What you have to do: Using the material that follows, identify and copy each line with the string "JSON".

A run of records:
☆ ☆ ☆ ☆
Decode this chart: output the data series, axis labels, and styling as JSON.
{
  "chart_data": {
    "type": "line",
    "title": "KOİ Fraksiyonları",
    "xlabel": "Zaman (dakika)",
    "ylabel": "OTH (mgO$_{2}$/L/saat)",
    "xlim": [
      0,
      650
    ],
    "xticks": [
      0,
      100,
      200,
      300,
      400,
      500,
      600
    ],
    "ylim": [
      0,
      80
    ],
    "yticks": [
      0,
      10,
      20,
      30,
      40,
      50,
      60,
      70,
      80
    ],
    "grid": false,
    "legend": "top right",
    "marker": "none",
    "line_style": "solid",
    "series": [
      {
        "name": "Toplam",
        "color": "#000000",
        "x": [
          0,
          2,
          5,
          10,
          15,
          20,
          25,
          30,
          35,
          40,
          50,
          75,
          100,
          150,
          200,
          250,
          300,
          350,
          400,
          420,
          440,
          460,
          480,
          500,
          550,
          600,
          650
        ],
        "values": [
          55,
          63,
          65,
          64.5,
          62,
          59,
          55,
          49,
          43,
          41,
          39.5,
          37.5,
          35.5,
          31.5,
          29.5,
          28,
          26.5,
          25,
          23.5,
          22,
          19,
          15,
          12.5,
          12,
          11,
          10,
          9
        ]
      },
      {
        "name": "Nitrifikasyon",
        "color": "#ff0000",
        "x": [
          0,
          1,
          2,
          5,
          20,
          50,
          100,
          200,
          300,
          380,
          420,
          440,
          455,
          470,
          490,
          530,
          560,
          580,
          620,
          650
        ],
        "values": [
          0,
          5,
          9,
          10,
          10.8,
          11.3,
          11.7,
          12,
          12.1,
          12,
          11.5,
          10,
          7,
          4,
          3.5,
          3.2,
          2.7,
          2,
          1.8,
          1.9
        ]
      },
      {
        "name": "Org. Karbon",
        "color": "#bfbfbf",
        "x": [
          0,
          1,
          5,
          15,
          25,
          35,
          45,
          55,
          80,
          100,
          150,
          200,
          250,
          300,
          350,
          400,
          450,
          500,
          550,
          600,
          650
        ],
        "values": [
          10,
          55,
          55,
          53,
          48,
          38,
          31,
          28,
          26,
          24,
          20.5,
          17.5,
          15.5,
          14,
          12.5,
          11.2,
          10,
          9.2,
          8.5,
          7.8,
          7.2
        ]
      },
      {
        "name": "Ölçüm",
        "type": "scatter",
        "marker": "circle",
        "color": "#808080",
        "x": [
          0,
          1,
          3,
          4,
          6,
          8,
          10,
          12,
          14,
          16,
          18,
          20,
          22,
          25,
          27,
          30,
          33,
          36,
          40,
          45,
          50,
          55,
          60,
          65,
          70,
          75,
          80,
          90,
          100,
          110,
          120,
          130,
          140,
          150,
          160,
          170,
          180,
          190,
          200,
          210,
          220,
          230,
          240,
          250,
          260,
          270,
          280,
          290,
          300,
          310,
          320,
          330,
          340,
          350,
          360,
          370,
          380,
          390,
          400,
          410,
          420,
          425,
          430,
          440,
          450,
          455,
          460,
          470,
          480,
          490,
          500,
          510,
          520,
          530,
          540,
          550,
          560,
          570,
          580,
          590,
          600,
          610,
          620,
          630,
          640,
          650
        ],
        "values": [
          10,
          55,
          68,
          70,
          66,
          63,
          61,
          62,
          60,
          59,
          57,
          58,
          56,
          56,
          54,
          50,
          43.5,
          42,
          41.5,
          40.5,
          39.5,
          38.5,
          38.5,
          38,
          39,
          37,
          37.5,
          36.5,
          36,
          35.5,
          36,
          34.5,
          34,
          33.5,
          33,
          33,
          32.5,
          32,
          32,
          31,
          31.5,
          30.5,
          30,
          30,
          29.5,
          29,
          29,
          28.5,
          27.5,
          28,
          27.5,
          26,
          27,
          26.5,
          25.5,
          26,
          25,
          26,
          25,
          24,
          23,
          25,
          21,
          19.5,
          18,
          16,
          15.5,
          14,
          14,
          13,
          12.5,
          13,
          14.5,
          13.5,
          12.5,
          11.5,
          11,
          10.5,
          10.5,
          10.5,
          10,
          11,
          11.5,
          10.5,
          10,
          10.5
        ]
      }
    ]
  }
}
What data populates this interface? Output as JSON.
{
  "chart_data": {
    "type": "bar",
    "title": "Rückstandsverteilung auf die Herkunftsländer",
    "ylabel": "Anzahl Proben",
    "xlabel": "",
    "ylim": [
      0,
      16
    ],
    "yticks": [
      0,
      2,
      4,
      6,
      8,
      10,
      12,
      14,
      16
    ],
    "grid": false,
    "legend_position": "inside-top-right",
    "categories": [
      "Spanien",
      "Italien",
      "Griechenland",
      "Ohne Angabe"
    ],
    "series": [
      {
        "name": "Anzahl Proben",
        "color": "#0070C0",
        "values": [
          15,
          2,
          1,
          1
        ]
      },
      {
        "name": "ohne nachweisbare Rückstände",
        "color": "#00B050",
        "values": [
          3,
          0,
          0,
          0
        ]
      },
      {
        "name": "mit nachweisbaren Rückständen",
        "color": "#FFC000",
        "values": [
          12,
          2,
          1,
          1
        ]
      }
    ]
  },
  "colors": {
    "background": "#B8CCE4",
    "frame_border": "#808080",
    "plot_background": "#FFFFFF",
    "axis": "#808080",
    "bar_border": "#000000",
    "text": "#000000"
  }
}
☆ ☆ ☆ ☆
Answer for the task:
Decode this chart: output the data series, axis labels, and styling as JSON.
What data populates this interface? Output as JSON.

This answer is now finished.